Chart and figure data:
# # # # #
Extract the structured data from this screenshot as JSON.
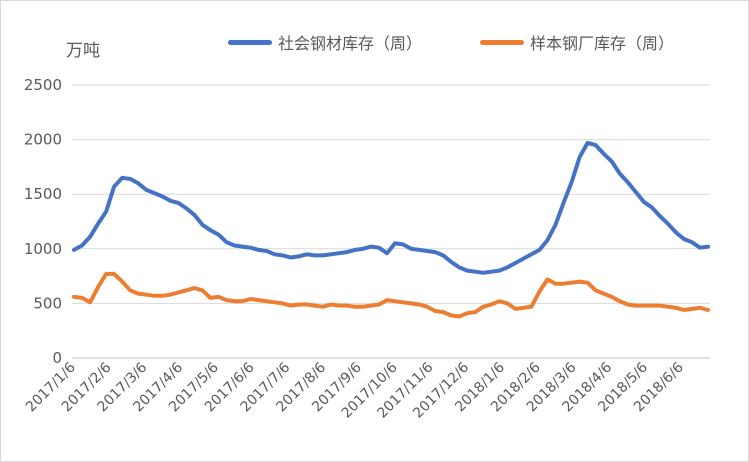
{
  "chart_data": {
    "type": "line",
    "title": "",
    "unit": "万吨",
    "ylim": [
      0,
      2500
    ],
    "yticks": [
      0,
      500,
      1000,
      1500,
      2000,
      2500
    ],
    "x_tick_labels": [
      "2017/1/6",
      "2017/2/6",
      "2017/3/6",
      "2017/4/6",
      "2017/5/6",
      "2017/6/6",
      "2017/7/6",
      "2017/8/6",
      "2017/9/6",
      "2017/10/6",
      "2017/11/6",
      "2017/12/6",
      "2018/1/6",
      "2018/2/6",
      "2018/3/6",
      "2018/4/6",
      "2018/5/6",
      "2018/6/6"
    ],
    "grid": "horizontal",
    "legend_position": "top",
    "series": [
      {
        "name": "社会钢材库存（周）",
        "color": "#4472C4",
        "values": [
          990,
          1030,
          1110,
          1230,
          1340,
          1570,
          1650,
          1640,
          1600,
          1540,
          1510,
          1480,
          1440,
          1420,
          1370,
          1310,
          1220,
          1170,
          1130,
          1060,
          1030,
          1020,
          1010,
          990,
          980,
          950,
          940,
          920,
          930,
          950,
          940,
          940,
          950,
          960,
          970,
          990,
          1000,
          1020,
          1010,
          960,
          1050,
          1040,
          1000,
          990,
          980,
          970,
          940,
          880,
          830,
          800,
          790,
          780,
          790,
          800,
          830,
          870,
          910,
          950,
          990,
          1080,
          1220,
          1420,
          1610,
          1840,
          1970,
          1950,
          1870,
          1800,
          1690,
          1610,
          1520,
          1430,
          1380,
          1300,
          1230,
          1150,
          1090,
          1060,
          1010,
          1020
        ]
      },
      {
        "name": "样本钢厂库存（周）",
        "color": "#ED7D31",
        "values": [
          560,
          550,
          510,
          650,
          770,
          770,
          700,
          620,
          590,
          580,
          570,
          570,
          580,
          600,
          620,
          640,
          620,
          550,
          560,
          530,
          520,
          520,
          540,
          530,
          520,
          510,
          500,
          480,
          490,
          490,
          480,
          470,
          490,
          480,
          480,
          470,
          470,
          480,
          490,
          530,
          520,
          510,
          500,
          490,
          470,
          430,
          420,
          390,
          380,
          410,
          420,
          470,
          490,
          520,
          500,
          450,
          460,
          470,
          610,
          720,
          680,
          680,
          690,
          700,
          690,
          620,
          590,
          560,
          520,
          490,
          480,
          480,
          480,
          480,
          470,
          460,
          440,
          450,
          460,
          440
        ]
      }
    ]
  }
}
# # # # #
▸ Task description:
Could you repeat all of the material exactly? Pictures should not be copied.

▸ Full response:
Extract the structured data from this screenshot as JSON.
{
  "chart_data": {
    "type": "line",
    "title": "",
    "unit": "万吨",
    "ylim": [
      0,
      2500
    ],
    "yticks": [
      0,
      500,
      1000,
      1500,
      2000,
      2500
    ],
    "x_tick_labels": [
      "2017/1/6",
      "2017/2/6",
      "2017/3/6",
      "2017/4/6",
      "2017/5/6",
      "2017/6/6",
      "2017/7/6",
      "2017/8/6",
      "2017/9/6",
      "2017/10/6",
      "2017/11/6",
      "2017/12/6",
      "2018/1/6",
      "2018/2/6",
      "2018/3/6",
      "2018/4/6",
      "2018/5/6",
      "2018/6/6"
    ],
    "grid": "horizontal",
    "legend_position": "top",
    "series": [
      {
        "name": "社会钢材库存（周）",
        "color": "#4472C4",
        "values": [
          990,
          1030,
          1110,
          1230,
          1340,
          1570,
          1650,
          1640,
          1600,
          1540,
          1510,
          1480,
          1440,
          1420,
          1370,
          1310,
          1220,
          1170,
          1130,
          1060,
          1030,
          1020,
          1010,
          990,
          980,
          950,
          940,
          920,
          930,
          950,
          940,
          940,
          950,
          960,
          970,
          990,
          1000,
          1020,
          1010,
          960,
          1050,
          1040,
          1000,
          990,
          980,
          970,
          940,
          880,
          830,
          800,
          790,
          780,
          790,
          800,
          830,
          870,
          910,
          950,
          990,
          1080,
          1220,
          1420,
          1610,
          1840,
          1970,
          1950,
          1870,
          1800,
          1690,
          1610,
          1520,
          1430,
          1380,
          1300,
          1230,
          1150,
          1090,
          1060,
          1010,
          1020
        ]
      },
      {
        "name": "样本钢厂库存（周）",
        "color": "#ED7D31",
        "values": [
          560,
          550,
          510,
          650,
          770,
          770,
          700,
          620,
          590,
          580,
          570,
          570,
          580,
          600,
          620,
          640,
          620,
          550,
          560,
          530,
          520,
          520,
          540,
          530,
          520,
          510,
          500,
          480,
          490,
          490,
          480,
          470,
          490,
          480,
          480,
          470,
          470,
          480,
          490,
          530,
          520,
          510,
          500,
          490,
          470,
          430,
          420,
          390,
          380,
          410,
          420,
          470,
          490,
          520,
          500,
          450,
          460,
          470,
          610,
          720,
          680,
          680,
          690,
          700,
          690,
          620,
          590,
          560,
          520,
          490,
          480,
          480,
          480,
          480,
          470,
          460,
          440,
          450,
          460,
          440
        ]
      }
    ]
  }
}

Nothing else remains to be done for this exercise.